----- 제시 데이터 -----

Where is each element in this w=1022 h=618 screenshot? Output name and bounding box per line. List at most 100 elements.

-----
----- 제시 데이터 -----

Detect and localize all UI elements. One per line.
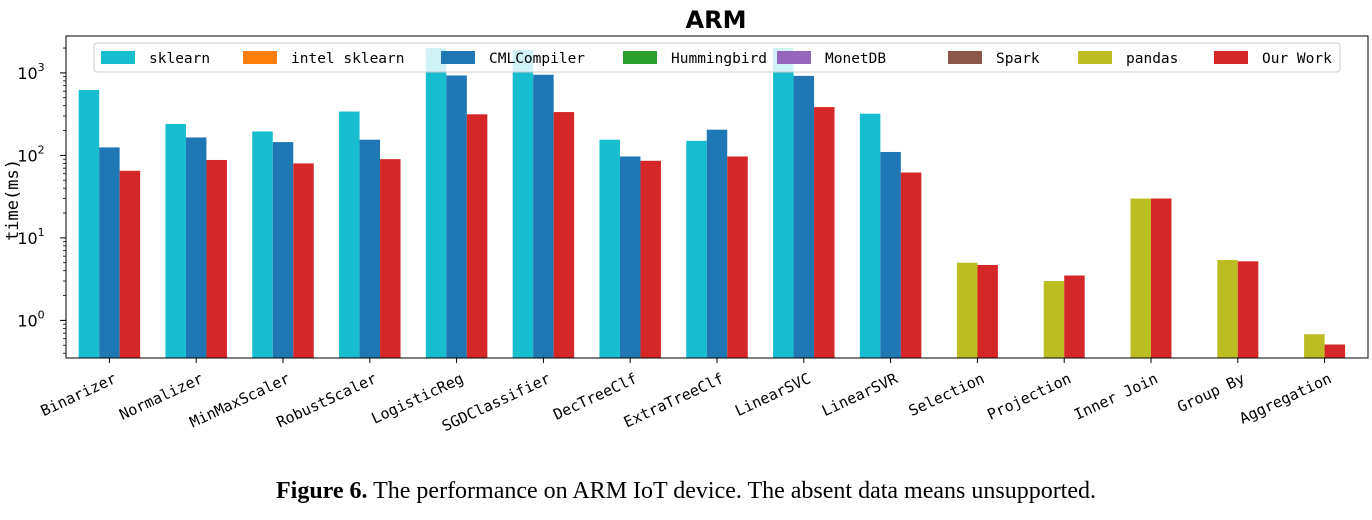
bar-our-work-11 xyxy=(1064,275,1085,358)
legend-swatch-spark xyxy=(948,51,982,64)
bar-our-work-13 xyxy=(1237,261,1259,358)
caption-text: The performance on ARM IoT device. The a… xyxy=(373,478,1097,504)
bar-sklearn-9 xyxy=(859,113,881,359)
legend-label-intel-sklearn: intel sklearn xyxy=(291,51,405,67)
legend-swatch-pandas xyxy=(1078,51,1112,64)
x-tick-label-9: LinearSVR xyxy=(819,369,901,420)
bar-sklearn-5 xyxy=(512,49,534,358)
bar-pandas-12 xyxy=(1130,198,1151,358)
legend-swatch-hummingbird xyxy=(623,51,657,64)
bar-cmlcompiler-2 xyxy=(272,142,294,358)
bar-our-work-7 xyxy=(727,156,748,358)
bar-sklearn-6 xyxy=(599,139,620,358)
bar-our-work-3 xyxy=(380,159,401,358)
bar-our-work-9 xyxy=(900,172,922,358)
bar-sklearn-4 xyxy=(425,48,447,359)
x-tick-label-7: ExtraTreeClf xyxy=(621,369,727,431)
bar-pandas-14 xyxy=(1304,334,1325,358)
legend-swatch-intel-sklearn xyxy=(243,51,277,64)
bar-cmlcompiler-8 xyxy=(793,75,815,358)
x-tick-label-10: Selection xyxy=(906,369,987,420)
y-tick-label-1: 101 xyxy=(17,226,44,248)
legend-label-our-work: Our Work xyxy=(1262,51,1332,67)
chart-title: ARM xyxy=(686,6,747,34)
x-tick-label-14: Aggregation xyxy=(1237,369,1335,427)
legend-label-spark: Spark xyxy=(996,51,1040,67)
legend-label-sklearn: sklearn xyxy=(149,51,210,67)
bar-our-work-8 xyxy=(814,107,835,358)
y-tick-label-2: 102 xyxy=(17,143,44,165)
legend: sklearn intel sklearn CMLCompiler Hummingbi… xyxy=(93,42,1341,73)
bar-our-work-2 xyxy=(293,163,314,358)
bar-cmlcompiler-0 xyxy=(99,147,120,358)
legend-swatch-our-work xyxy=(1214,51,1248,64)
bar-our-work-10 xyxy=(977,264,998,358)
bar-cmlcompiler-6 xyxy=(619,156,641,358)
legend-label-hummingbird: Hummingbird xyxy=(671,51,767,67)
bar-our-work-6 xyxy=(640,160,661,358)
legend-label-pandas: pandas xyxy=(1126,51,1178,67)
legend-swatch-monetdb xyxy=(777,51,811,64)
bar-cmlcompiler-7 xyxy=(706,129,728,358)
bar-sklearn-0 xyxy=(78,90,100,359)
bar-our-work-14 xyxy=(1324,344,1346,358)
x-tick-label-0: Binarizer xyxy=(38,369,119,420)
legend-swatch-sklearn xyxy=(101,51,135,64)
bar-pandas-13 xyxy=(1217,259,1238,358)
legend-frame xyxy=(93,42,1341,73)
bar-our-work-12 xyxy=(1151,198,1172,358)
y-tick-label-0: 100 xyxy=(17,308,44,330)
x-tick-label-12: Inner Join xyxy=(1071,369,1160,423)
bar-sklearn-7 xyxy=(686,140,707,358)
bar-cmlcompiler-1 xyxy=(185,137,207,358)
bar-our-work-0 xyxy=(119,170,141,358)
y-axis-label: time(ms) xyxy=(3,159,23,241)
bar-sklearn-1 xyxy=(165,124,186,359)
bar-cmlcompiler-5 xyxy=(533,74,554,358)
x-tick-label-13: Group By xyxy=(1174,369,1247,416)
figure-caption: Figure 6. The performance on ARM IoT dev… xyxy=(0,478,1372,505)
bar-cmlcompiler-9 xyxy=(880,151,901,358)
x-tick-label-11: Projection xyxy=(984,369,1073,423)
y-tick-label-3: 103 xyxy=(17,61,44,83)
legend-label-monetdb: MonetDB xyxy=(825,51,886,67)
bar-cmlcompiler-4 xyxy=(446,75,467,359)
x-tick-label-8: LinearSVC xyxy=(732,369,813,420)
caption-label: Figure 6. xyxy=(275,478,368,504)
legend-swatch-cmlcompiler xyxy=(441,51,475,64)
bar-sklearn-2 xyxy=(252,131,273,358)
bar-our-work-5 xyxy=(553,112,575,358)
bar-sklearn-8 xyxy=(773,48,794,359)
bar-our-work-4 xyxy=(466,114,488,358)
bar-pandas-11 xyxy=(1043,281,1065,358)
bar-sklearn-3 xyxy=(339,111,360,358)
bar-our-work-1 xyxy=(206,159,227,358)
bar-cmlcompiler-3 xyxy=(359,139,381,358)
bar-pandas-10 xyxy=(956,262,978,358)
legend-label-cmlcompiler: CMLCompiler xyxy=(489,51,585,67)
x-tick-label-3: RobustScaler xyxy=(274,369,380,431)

-----

▸ **작업 목표**
위 레코드 중 "Detect and localize" 문구가 들어 있는 줄부터 "bar-our-work-10 xyxy=(977,264,998,358)" 문구가 들어 있는 줄까지, 양 끝 줄을 포함해 한 글자도 바꾸지 말고 출력하십시오. 그림은 출력에서 제외합니다.

▸ **해답**
Detect and localize all UI elements. One per line.
bar-our-work-11 xyxy=(1064,275,1085,358)
legend-swatch-spark xyxy=(948,51,982,64)
bar-our-work-13 xyxy=(1237,261,1259,358)
caption-text: The performance on ARM IoT device. The a… xyxy=(373,478,1097,504)
bar-sklearn-9 xyxy=(859,113,881,359)
legend-label-intel-sklearn: intel sklearn xyxy=(291,51,405,67)
legend-swatch-pandas xyxy=(1078,51,1112,64)
x-tick-label-9: LinearSVR xyxy=(819,369,901,420)
bar-sklearn-5 xyxy=(512,49,534,358)
bar-pandas-12 xyxy=(1130,198,1151,358)
legend-swatch-hummingbird xyxy=(623,51,657,64)
bar-cmlcompiler-2 xyxy=(272,142,294,358)
bar-our-work-7 xyxy=(727,156,748,358)
bar-sklearn-6 xyxy=(599,139,620,358)
bar-our-work-3 xyxy=(380,159,401,358)
bar-our-work-9 xyxy=(900,172,922,358)
bar-sklearn-4 xyxy=(425,48,447,359)
x-tick-label-7: ExtraTreeClf xyxy=(621,369,727,431)
bar-pandas-14 xyxy=(1304,334,1325,358)
legend-swatch-intel-sklearn xyxy=(243,51,277,64)
bar-cmlcompiler-8 xyxy=(793,75,815,358)
x-tick-label-10: Selection xyxy=(906,369,987,420)
y-tick-label-1: 101 xyxy=(17,226,44,248)
legend-label-our-work: Our Work xyxy=(1262,51,1332,67)
chart-title: ARM xyxy=(686,6,747,34)
x-tick-label-14: Aggregation xyxy=(1237,369,1335,427)
legend-label-spark: Spark xyxy=(996,51,1040,67)
legend-label-sklearn: sklearn xyxy=(149,51,210,67)
bar-our-work-8 xyxy=(814,107,835,358)
y-tick-label-2: 102 xyxy=(17,143,44,165)
legend: sklearn intel sklearn CMLCompiler Hummingbi… xyxy=(93,42,1341,73)
bar-our-work-2 xyxy=(293,163,314,358)
bar-cmlcompiler-0 xyxy=(99,147,120,358)
legend-swatch-our-work xyxy=(1214,51,1248,64)
bar-our-work-10 xyxy=(977,264,998,358)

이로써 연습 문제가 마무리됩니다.